- _WHAT TO WORK ON_:
Here are some records; copy every line that holds the word "прикажут".

───── GIVEN INFORMATION

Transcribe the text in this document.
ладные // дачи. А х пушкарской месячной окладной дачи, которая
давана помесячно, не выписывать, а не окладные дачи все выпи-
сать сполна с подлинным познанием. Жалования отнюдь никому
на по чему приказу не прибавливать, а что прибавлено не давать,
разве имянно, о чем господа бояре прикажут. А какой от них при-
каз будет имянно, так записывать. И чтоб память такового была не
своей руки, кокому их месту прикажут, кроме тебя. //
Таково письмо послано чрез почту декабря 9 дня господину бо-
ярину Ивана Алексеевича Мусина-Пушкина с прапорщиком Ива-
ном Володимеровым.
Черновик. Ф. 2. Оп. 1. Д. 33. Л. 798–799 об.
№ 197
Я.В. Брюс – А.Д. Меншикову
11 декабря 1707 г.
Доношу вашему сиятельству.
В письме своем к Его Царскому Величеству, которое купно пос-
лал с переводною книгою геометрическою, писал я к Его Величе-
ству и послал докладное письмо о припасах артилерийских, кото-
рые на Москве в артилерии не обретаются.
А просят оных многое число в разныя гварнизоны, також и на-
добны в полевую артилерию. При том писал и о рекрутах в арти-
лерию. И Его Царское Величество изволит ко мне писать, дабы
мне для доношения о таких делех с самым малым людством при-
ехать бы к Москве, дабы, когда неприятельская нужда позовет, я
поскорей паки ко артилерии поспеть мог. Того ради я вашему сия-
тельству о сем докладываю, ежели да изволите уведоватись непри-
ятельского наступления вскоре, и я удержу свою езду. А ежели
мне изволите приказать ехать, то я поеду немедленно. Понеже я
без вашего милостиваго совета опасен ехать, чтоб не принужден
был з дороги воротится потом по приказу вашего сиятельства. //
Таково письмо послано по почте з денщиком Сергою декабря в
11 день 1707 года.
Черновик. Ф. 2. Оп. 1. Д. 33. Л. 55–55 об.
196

──────────

- _CORRECT RESULT_:
разве имянно, о чем господа бояре прикажут. А какой от них при-
своей руки, кокому их месту прикажут, кроме тебя. //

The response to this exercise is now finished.